Work to complete:
Transcribe, without alteration, the part of the records that opens with the line containing "browser-toolbar: ← →" and closes with the line containing "470, 218, 507)", including both of those lines.

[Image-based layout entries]
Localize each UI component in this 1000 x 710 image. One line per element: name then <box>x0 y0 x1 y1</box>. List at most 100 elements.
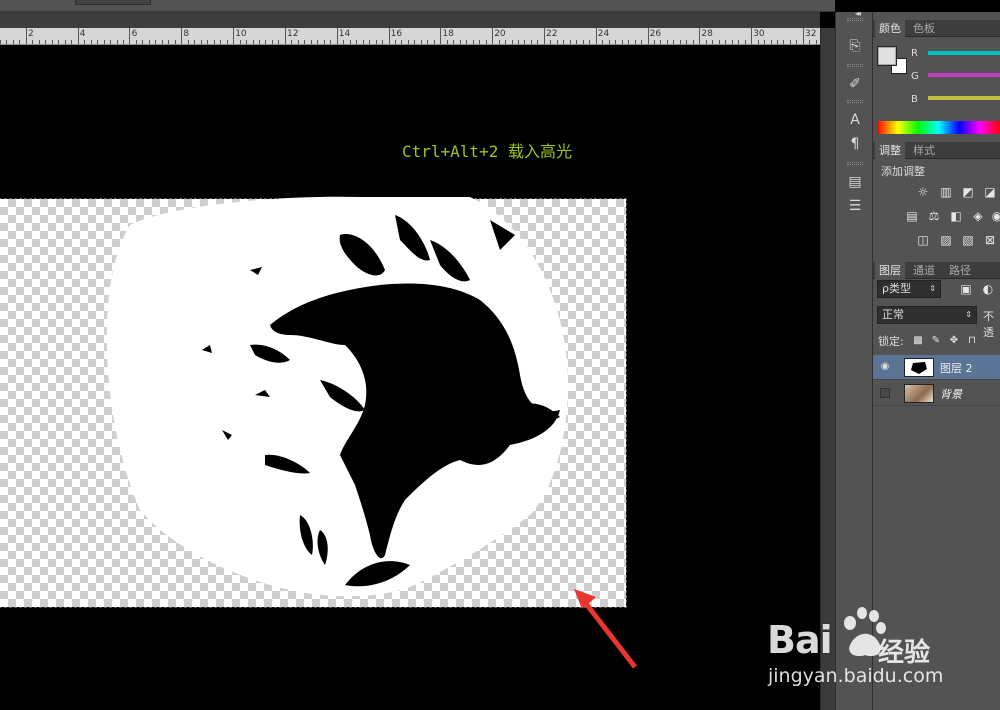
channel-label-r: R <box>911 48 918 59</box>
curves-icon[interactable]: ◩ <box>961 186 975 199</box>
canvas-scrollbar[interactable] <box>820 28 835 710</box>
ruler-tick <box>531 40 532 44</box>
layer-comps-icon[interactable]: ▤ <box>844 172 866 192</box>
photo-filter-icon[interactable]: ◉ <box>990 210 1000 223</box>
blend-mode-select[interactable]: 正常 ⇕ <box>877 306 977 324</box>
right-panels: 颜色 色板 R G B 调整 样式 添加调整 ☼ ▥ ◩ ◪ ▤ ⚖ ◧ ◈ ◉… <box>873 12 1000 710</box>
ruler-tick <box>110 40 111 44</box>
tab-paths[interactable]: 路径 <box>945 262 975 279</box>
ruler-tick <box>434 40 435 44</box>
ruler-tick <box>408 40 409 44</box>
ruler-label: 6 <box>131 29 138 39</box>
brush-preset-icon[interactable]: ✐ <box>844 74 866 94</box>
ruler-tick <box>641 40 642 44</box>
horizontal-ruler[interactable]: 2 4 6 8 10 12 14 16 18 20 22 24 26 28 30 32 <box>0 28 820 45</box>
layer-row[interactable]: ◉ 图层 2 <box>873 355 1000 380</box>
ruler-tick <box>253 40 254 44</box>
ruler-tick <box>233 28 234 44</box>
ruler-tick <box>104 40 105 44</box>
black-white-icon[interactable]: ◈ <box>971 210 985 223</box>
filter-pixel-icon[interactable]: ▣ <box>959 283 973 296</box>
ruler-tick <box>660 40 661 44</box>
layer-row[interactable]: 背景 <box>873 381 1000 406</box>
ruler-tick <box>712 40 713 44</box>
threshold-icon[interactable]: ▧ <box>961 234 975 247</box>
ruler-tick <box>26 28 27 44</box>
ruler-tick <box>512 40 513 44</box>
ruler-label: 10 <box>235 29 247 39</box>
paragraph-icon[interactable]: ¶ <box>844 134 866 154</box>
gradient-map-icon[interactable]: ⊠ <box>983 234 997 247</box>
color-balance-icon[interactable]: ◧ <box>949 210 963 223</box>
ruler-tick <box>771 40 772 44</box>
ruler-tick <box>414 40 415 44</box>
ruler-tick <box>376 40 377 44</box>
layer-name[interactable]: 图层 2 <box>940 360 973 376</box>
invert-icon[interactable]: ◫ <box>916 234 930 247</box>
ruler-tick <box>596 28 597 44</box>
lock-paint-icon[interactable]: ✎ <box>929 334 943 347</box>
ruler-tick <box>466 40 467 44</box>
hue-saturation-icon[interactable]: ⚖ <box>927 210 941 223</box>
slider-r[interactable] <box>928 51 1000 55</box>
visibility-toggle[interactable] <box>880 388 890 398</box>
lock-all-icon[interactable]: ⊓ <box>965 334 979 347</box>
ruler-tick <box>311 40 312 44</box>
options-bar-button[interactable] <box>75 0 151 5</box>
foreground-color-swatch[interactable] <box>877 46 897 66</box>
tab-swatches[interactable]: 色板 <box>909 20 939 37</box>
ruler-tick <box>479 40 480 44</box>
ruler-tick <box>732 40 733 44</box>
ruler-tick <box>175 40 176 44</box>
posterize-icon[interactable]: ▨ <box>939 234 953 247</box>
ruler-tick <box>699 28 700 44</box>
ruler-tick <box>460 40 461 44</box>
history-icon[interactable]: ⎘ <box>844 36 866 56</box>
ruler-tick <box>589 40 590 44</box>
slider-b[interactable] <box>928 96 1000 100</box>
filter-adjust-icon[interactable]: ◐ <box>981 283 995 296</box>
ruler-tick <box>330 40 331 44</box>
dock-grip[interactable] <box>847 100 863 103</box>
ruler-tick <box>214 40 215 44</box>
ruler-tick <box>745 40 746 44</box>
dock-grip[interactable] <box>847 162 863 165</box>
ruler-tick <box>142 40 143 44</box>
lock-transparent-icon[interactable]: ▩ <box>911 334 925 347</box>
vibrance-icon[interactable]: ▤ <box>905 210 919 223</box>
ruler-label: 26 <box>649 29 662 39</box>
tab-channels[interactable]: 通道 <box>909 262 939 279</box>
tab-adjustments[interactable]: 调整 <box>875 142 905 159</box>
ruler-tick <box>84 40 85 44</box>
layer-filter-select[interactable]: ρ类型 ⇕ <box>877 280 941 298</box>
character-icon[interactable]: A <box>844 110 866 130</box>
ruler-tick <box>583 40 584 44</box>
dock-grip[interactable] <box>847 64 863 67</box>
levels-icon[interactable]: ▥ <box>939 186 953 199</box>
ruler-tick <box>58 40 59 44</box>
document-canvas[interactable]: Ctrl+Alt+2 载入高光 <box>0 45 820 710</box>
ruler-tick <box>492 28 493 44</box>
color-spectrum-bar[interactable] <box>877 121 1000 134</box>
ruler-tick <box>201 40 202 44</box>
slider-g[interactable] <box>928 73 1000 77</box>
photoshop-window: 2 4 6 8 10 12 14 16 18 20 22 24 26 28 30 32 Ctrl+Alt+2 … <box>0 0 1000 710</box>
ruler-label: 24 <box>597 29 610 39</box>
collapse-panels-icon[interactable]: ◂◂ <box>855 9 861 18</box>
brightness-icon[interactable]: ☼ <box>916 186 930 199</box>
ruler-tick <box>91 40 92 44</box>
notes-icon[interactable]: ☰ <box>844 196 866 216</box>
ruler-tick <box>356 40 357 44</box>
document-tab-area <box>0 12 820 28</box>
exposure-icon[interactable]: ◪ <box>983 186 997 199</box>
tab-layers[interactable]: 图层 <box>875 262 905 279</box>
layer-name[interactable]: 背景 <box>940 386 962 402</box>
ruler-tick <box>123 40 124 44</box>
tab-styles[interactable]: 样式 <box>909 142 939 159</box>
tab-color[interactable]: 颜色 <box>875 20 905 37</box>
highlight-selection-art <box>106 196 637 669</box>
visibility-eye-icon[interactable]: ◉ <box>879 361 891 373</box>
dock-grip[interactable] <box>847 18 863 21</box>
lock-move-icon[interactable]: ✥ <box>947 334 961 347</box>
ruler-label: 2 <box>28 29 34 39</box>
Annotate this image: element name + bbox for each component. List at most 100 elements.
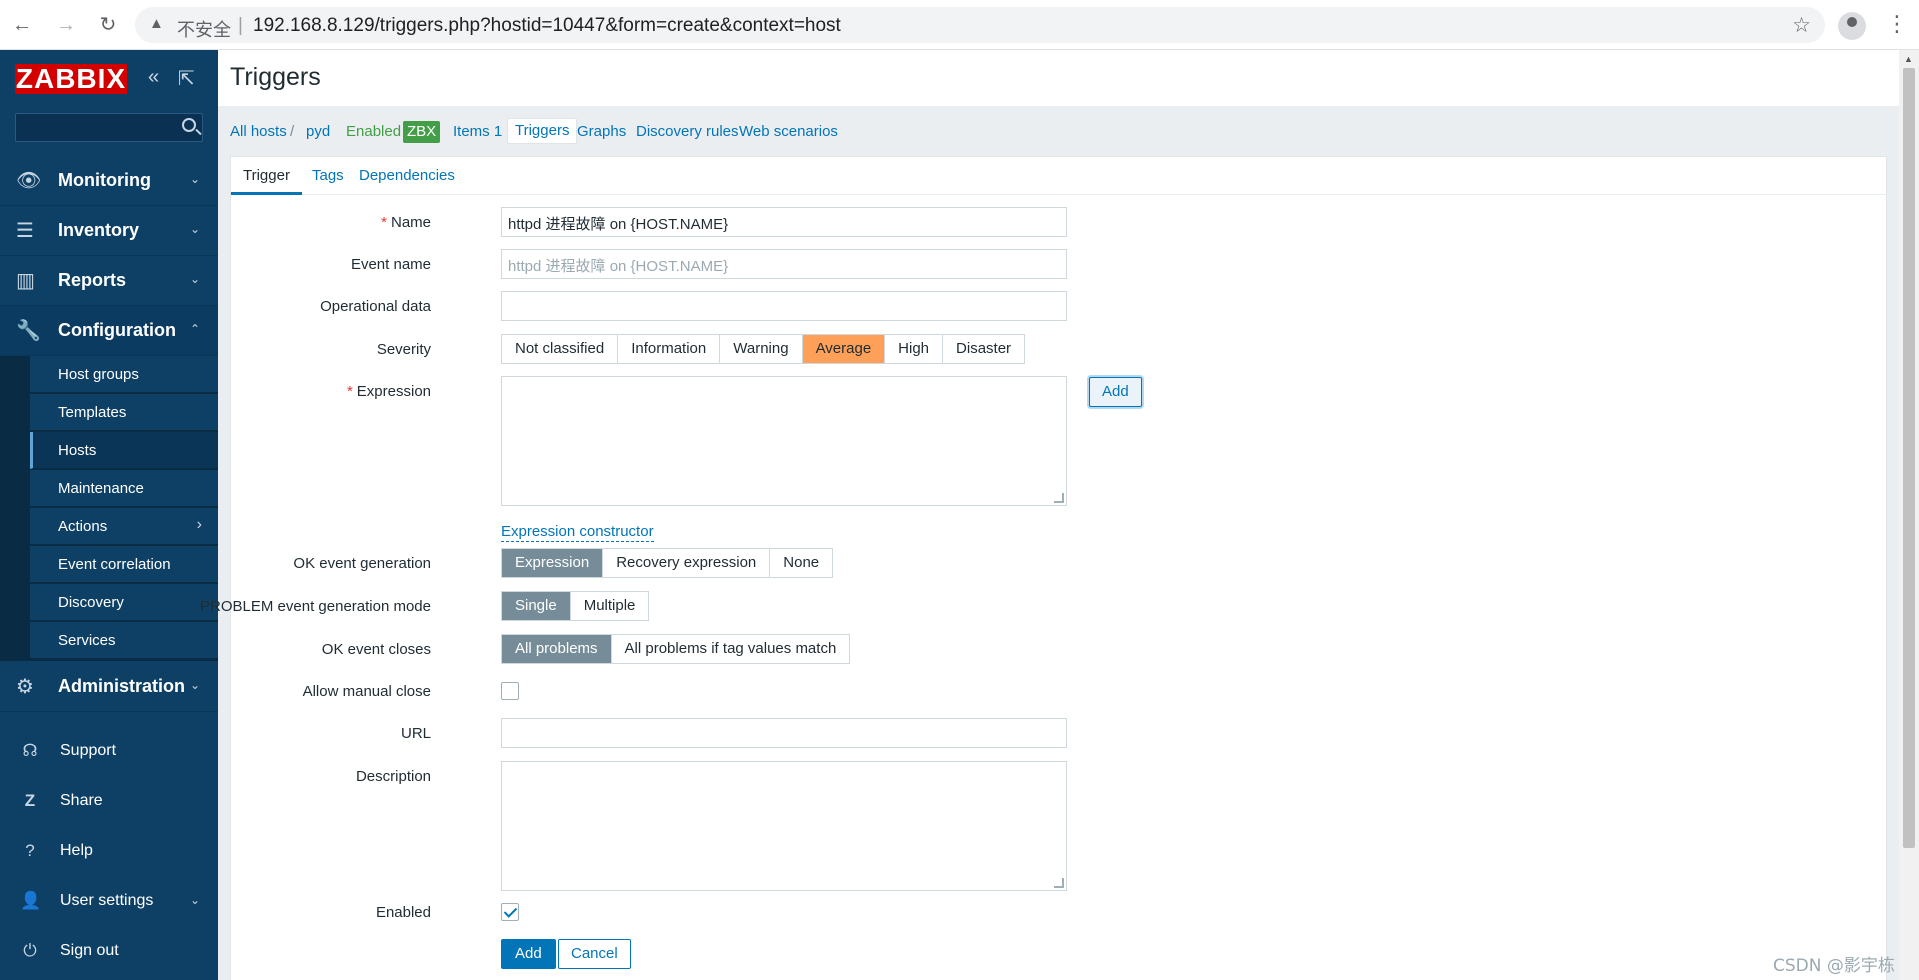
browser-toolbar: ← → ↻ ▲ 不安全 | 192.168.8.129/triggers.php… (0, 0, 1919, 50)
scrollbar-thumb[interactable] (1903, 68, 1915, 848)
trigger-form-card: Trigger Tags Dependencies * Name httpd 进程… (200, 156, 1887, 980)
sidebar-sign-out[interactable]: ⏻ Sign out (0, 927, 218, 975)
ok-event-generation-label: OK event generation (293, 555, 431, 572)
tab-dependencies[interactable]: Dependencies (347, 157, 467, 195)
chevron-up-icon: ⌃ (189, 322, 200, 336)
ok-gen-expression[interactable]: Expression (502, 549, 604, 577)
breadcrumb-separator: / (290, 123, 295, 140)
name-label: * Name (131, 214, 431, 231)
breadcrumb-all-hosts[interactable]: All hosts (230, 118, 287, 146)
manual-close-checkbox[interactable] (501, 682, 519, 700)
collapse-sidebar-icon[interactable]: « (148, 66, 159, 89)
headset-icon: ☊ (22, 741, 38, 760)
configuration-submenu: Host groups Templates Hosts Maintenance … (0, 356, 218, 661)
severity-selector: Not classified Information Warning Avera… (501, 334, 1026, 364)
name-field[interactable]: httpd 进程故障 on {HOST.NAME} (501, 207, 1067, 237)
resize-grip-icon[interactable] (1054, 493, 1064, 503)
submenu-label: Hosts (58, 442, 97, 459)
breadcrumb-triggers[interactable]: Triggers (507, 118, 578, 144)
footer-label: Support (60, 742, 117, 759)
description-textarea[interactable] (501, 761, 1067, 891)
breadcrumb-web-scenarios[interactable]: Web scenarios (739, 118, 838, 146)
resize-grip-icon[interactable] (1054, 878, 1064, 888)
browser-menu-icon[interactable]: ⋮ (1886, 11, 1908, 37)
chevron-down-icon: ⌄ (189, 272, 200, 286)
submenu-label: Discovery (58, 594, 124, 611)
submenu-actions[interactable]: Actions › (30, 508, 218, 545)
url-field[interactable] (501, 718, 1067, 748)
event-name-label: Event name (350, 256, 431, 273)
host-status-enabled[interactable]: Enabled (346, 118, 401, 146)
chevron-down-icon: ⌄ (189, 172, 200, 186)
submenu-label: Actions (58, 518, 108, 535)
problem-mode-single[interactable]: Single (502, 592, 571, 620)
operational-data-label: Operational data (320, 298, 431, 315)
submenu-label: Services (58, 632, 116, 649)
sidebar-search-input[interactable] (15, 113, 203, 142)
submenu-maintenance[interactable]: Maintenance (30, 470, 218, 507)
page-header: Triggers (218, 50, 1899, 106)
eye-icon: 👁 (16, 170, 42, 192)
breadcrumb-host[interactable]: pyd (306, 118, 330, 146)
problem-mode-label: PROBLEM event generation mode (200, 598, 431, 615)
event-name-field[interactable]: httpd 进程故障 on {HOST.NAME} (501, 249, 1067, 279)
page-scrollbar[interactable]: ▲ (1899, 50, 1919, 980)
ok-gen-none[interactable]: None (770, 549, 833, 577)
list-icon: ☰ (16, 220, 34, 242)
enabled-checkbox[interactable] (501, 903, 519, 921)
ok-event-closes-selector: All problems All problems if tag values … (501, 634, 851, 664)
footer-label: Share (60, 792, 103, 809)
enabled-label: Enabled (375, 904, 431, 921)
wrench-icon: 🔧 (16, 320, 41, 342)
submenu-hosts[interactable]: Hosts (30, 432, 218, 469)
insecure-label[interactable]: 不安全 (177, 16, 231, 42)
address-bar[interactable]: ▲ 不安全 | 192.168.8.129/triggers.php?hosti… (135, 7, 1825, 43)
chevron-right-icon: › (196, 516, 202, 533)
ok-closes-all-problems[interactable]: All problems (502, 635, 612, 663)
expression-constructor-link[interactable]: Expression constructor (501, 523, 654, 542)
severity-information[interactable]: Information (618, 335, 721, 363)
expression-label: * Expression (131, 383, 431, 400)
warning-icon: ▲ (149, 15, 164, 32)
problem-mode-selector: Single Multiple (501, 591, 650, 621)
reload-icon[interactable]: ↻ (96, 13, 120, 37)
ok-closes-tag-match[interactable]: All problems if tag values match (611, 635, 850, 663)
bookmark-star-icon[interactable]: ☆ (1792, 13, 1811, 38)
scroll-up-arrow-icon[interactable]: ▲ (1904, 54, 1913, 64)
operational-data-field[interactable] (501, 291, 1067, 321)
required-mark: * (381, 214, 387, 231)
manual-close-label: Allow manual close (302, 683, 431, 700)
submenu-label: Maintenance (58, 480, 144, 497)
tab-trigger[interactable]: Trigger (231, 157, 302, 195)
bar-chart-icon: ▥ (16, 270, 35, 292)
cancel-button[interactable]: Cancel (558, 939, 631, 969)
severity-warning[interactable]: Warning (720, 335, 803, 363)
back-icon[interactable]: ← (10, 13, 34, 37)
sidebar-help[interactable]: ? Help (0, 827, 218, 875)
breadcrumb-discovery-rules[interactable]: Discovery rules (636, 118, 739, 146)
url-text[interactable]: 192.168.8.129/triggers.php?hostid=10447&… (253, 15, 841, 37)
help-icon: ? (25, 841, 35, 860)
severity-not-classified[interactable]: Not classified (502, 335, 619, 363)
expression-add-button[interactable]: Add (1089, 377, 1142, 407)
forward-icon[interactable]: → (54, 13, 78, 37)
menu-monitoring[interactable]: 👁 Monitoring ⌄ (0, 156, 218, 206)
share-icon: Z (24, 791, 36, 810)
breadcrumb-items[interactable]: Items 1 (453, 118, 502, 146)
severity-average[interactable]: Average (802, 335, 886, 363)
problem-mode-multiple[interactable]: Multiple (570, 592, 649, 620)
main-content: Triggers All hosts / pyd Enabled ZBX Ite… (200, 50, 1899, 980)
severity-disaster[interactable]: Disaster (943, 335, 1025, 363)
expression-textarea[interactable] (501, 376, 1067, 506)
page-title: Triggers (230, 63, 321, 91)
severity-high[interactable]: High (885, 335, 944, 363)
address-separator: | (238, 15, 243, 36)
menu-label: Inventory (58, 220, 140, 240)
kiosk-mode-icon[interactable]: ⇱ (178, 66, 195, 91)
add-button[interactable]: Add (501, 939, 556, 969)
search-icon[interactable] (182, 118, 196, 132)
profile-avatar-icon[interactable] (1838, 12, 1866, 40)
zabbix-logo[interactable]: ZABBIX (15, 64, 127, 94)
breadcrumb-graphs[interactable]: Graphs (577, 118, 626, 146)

Right answer:
browser-toolbar: ← → ↻ ▲ 不安全 | 192.168.8.129/triggers.php… (0, 0, 1919, 50)
scrollbar-thumb[interactable] (1903, 68, 1915, 848)
trigger-form-card: Trigger Tags Dependencies * Name httpd 进程… (200, 156, 1887, 980)
sidebar-sign-out[interactable]: ⏻ Sign out (0, 927, 218, 975)
ok-event-generation-label: OK event generation (293, 555, 431, 572)
tab-dependencies[interactable]: Dependencies (347, 157, 467, 195)
chevron-up-icon: ⌃ (189, 322, 200, 336)
ok-gen-expression[interactable]: Expression (502, 549, 604, 577)
breadcrumb-separator: / (290, 123, 295, 140)
name-label: * Name (131, 214, 431, 231)
breadcrumb-all-hosts[interactable]: All hosts (230, 118, 287, 146)
manual-close-checkbox[interactable] (501, 682, 519, 700)
collapse-sidebar-icon[interactable]: « (148, 66, 159, 89)
headset-icon: ☊ (22, 741, 38, 760)
configuration-submenu: Host groups Templates Hosts Maintenance … (0, 356, 218, 661)
severity-selector: Not classified Information Warning Avera… (501, 334, 1026, 364)
name-field[interactable]: httpd 进程故障 on {HOST.NAME} (501, 207, 1067, 237)
resize-grip-icon[interactable] (1054, 493, 1064, 503)
submenu-label: Hosts (58, 442, 97, 459)
breadcrumb-triggers[interactable]: Triggers (507, 118, 578, 144)
footer-label: Support (60, 742, 117, 759)
description-textarea[interactable] (501, 761, 1067, 891)
breadcrumb-web-scenarios[interactable]: Web scenarios (739, 118, 838, 146)
resize-grip-icon[interactable] (1054, 878, 1064, 888)
browser-menu-icon[interactable]: ⋮ (1886, 11, 1908, 37)
chevron-down-icon: ⌄ (189, 272, 200, 286)
submenu-label: Discovery (58, 594, 124, 611)
submenu-actions[interactable]: Actions › (30, 508, 218, 545)
url-field[interactable] (501, 718, 1067, 748)
event-name-label: Event name (350, 256, 431, 273)
host-status-enabled[interactable]: Enabled (346, 118, 401, 146)
chevron-down-icon: ⌄ (189, 172, 200, 186)
submenu-label: Actions (58, 518, 108, 535)
problem-mode-single[interactable]: Single (502, 592, 571, 620)
operational-data-label: Operational data (320, 298, 431, 315)
submenu-label: Services (58, 632, 116, 649)
sidebar-search-input[interactable] (15, 113, 203, 142)
submenu-maintenance[interactable]: Maintenance (30, 470, 218, 507)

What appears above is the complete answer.